## Your instructions
Return the listing below in full, with every line exactly as it is.

═══ Data to process ═══

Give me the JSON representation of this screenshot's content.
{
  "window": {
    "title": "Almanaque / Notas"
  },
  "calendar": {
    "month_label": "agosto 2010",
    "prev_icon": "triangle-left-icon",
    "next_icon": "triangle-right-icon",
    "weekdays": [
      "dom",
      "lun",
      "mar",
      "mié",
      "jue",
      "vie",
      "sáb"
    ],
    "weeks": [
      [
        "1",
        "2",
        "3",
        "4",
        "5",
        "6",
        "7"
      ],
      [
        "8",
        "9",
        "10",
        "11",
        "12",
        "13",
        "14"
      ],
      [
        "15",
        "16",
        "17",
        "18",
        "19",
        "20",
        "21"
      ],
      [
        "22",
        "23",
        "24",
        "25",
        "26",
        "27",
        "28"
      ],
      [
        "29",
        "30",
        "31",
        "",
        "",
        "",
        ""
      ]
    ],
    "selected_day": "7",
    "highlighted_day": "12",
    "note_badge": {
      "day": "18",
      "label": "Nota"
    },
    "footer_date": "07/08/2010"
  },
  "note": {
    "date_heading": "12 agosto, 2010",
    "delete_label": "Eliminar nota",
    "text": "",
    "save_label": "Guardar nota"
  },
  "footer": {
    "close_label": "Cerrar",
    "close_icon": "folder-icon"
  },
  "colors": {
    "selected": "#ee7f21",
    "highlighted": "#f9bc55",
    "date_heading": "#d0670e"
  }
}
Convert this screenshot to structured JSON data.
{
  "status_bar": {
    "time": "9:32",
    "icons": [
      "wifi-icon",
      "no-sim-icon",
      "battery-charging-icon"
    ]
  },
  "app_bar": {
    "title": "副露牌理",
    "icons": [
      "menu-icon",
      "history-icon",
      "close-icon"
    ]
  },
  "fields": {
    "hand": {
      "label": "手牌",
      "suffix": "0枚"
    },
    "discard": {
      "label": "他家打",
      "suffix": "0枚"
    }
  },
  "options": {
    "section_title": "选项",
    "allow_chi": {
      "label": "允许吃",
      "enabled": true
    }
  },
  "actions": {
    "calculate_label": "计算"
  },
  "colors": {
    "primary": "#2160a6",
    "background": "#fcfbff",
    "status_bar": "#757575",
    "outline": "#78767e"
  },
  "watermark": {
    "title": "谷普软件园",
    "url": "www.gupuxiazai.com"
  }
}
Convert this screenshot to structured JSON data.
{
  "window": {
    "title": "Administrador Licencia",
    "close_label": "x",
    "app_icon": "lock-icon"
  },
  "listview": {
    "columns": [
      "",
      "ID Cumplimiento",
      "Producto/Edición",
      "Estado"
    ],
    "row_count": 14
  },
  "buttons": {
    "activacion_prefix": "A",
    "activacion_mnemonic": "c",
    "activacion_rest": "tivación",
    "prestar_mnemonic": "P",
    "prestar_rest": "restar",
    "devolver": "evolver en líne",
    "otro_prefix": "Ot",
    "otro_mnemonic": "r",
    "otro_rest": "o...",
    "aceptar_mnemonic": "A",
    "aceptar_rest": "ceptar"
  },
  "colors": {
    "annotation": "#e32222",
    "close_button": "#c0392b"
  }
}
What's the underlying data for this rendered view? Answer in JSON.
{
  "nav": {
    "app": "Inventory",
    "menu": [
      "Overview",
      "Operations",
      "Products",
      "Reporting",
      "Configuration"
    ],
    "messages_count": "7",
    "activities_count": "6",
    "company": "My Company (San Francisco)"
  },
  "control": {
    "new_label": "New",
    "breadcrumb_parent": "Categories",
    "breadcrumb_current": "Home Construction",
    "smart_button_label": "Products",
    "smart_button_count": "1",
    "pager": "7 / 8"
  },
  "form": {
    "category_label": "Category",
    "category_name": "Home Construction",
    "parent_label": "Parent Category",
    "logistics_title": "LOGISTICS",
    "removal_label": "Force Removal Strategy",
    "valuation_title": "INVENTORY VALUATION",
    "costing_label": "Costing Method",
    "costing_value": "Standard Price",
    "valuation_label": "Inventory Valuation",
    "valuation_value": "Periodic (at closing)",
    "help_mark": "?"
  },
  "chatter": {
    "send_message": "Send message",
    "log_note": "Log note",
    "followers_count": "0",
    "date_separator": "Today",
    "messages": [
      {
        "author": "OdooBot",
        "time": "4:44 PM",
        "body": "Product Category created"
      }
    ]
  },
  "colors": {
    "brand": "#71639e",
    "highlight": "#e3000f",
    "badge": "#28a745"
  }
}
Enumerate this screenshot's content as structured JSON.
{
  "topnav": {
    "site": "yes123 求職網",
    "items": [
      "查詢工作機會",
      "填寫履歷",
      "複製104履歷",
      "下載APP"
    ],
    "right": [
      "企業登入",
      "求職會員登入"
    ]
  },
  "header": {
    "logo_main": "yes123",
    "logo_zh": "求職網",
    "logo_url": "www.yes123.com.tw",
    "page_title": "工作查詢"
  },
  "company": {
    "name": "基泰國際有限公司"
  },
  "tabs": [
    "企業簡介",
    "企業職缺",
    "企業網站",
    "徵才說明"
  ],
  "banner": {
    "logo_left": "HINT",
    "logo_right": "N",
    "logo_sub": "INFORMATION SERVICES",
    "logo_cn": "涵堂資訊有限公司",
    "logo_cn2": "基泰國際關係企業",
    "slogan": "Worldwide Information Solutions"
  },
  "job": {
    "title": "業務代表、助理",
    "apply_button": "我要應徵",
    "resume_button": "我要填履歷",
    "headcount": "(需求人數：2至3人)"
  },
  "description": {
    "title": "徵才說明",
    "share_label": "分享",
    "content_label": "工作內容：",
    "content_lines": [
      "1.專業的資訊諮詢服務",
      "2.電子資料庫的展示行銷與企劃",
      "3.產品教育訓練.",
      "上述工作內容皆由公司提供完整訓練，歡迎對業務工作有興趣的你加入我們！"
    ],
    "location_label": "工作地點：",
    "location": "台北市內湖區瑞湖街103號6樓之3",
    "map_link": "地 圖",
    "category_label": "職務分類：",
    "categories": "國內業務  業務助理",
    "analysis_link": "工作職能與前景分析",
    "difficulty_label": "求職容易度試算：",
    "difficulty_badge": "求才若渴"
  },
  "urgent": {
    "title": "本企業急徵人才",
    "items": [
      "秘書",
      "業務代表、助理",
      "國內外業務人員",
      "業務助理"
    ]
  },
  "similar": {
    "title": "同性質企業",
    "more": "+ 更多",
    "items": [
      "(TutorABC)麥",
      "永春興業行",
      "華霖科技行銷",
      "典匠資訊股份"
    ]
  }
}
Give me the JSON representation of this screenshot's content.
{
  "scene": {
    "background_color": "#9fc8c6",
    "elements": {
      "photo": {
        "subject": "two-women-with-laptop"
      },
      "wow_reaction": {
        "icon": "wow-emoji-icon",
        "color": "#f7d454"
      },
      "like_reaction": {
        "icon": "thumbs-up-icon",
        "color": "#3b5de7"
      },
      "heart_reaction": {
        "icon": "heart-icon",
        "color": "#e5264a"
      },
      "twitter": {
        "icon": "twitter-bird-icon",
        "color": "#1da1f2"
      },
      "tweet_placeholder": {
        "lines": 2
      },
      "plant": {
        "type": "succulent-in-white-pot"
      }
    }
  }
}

═══

## Result of this exercise
Give me the JSON representation of this screenshot's content.
{
  "window": {
    "title": "Almanaque / Notas"
  },
  "calendar": {
    "month_label": "agosto 2010",
    "prev_icon": "triangle-left-icon",
    "next_icon": "triangle-right-icon",
    "weekdays": [
      "dom",
      "lun",
      "mar",
      "mié",
      "jue",
      "vie",
      "sáb"
    ],
    "weeks": [
      [
        "1",
        "2",
        "3",
        "4",
        "5",
        "6",
        "7"
      ],
      [
        "8",
        "9",
        "10",
        "11",
        "12",
        "13",
        "14"
      ],
      [
        "15",
        "16",
        "17",
        "18",
        "19",
        "20",
        "21"
      ],
      [
        "22",
        "23",
        "24",
        "25",
        "26",
        "27",
        "28"
      ],
      [
        "29",
        "30",
        "31",
        "",
        "",
        "",
        ""
      ]
    ],
    "selected_day": "7",
    "highlighted_day": "12",
    "note_badge": {
      "day": "18",
      "label": "Nota"
    },
    "footer_date": "07/08/2010"
  },
  "note": {
    "date_heading": "12 agosto, 2010",
    "delete_label": "Eliminar nota",
    "text": "",
    "save_label": "Guardar nota"
  },
  "footer": {
    "close_label": "Cerrar",
    "close_icon": "folder-icon"
  },
  "colors": {
    "selected": "#ee7f21",
    "highlighted": "#f9bc55",
    "date_heading": "#d0670e"
  }
}
Convert this screenshot to structured JSON data.
{
  "status_bar": {
    "time": "9:32",
    "icons": [
      "wifi-icon",
      "no-sim-icon",
      "battery-charging-icon"
    ]
  },
  "app_bar": {
    "title": "副露牌理",
    "icons": [
      "menu-icon",
      "history-icon",
      "close-icon"
    ]
  },
  "fields": {
    "hand": {
      "label": "手牌",
      "suffix": "0枚"
    },
    "discard": {
      "label": "他家打",
      "suffix": "0枚"
    }
  },
  "options": {
    "section_title": "选项",
    "allow_chi": {
      "label": "允许吃",
      "enabled": true
    }
  },
  "actions": {
    "calculate_label": "计算"
  },
  "colors": {
    "primary": "#2160a6",
    "background": "#fcfbff",
    "status_bar": "#757575",
    "outline": "#78767e"
  },
  "watermark": {
    "title": "谷普软件园",
    "url": "www.gupuxiazai.com"
  }
}
Convert this screenshot to structured JSON data.
{
  "window": {
    "title": "Administrador Licencia",
    "close_label": "x",
    "app_icon": "lock-icon"
  },
  "listview": {
    "columns": [
      "",
      "ID Cumplimiento",
      "Producto/Edición",
      "Estado"
    ],
    "row_count": 14
  },
  "buttons": {
    "activacion_prefix": "A",
    "activacion_mnemonic": "c",
    "activacion_rest": "tivación",
    "prestar_mnemonic": "P",
    "prestar_rest": "restar",
    "devolver": "evolver en líne",
    "otro_prefix": "Ot",
    "otro_mnemonic": "r",
    "otro_rest": "o...",
    "aceptar_mnemonic": "A",
    "aceptar_rest": "ceptar"
  },
  "colors": {
    "annotation": "#e32222",
    "close_button": "#c0392b"
  }
}
What's the underlying data for this rendered view? Answer in JSON.
{
  "nav": {
    "app": "Inventory",
    "menu": [
      "Overview",
      "Operations",
      "Products",
      "Reporting",
      "Configuration"
    ],
    "messages_count": "7",
    "activities_count": "6",
    "company": "My Company (San Francisco)"
  },
  "control": {
    "new_label": "New",
    "breadcrumb_parent": "Categories",
    "breadcrumb_current": "Home Construction",
    "smart_button_label": "Products",
    "smart_button_count": "1",
    "pager": "7 / 8"
  },
  "form": {
    "category_label": "Category",
    "category_name": "Home Construction",
    "parent_label": "Parent Category",
    "logistics_title": "LOGISTICS",
    "removal_label": "Force Removal Strategy",
    "valuation_title": "INVENTORY VALUATION",
    "costing_label": "Costing Method",
    "costing_value": "Standard Price",
    "valuation_label": "Inventory Valuation",
    "valuation_value": "Periodic (at closing)",
    "help_mark": "?"
  },
  "chatter": {
    "send_message": "Send message",
    "log_note": "Log note",
    "followers_count": "0",
    "date_separator": "Today",
    "messages": [
      {
        "author": "OdooBot",
        "time": "4:44 PM",
        "body": "Product Category created"
      }
    ]
  },
  "colors": {
    "brand": "#71639e",
    "highlight": "#e3000f",
    "badge": "#28a745"
  }
}
Enumerate this screenshot's content as structured JSON.
{
  "topnav": {
    "site": "yes123 求職網",
    "items": [
      "查詢工作機會",
      "填寫履歷",
      "複製104履歷",
      "下載APP"
    ],
    "right": [
      "企業登入",
      "求職會員登入"
    ]
  },
  "header": {
    "logo_main": "yes123",
    "logo_zh": "求職網",
    "logo_url": "www.yes123.com.tw",
    "page_title": "工作查詢"
  },
  "company": {
    "name": "基泰國際有限公司"
  },
  "tabs": [
    "企業簡介",
    "企業職缺",
    "企業網站",
    "徵才說明"
  ],
  "banner": {
    "logo_left": "HINT",
    "logo_right": "N",
    "logo_sub": "INFORMATION SERVICES",
    "logo_cn": "涵堂資訊有限公司",
    "logo_cn2": "基泰國際關係企業",
    "slogan": "Worldwide Information Solutions"
  },
  "job": {
    "title": "業務代表、助理",
    "apply_button": "我要應徵",
    "resume_button": "我要填履歷",
    "headcount": "(需求人數：2至3人)"
  },
  "description": {
    "title": "徵才說明",
    "share_label": "分享",
    "content_label": "工作內容：",
    "content_lines": [
      "1.專業的資訊諮詢服務",
      "2.電子資料庫的展示行銷與企劃",
      "3.產品教育訓練.",
      "上述工作內容皆由公司提供完整訓練，歡迎對業務工作有興趣的你加入我們！"
    ],
    "location_label": "工作地點：",
    "location": "台北市內湖區瑞湖街103號6樓之3",
    "map_link": "地 圖",
    "category_label": "職務分類：",
    "categories": "國內業務  業務助理",
    "analysis_link": "工作職能與前景分析",
    "difficulty_label": "求職容易度試算：",
    "difficulty_badge": "求才若渴"
  },
  "urgent": {
    "title": "本企業急徵人才",
    "items": [
      "秘書",
      "業務代表、助理",
      "國內外業務人員",
      "業務助理"
    ]
  },
  "similar": {
    "title": "同性質企業",
    "more": "+ 更多",
    "items": [
      "(TutorABC)麥",
      "永春興業行",
      "華霖科技行銷",
      "典匠資訊股份"
    ]
  }
}
Give me the JSON representation of this screenshot's content.
{
  "scene": {
    "background_color": "#9fc8c6",
    "elements": {
      "photo": {
        "subject": "two-women-with-laptop"
      },
      "wow_reaction": {
        "icon": "wow-emoji-icon",
        "color": "#f7d454"
      },
      "like_reaction": {
        "icon": "thumbs-up-icon",
        "color": "#3b5de7"
      },
      "heart_reaction": {
        "icon": "heart-icon",
        "color": "#e5264a"
      },
      "twitter": {
        "icon": "twitter-bird-icon",
        "color": "#1da1f2"
      },
      "tweet_placeholder": {
        "lines": 2
      },
      "plant": {
        "type": "succulent-in-white-pot"
      }
    }
  }
}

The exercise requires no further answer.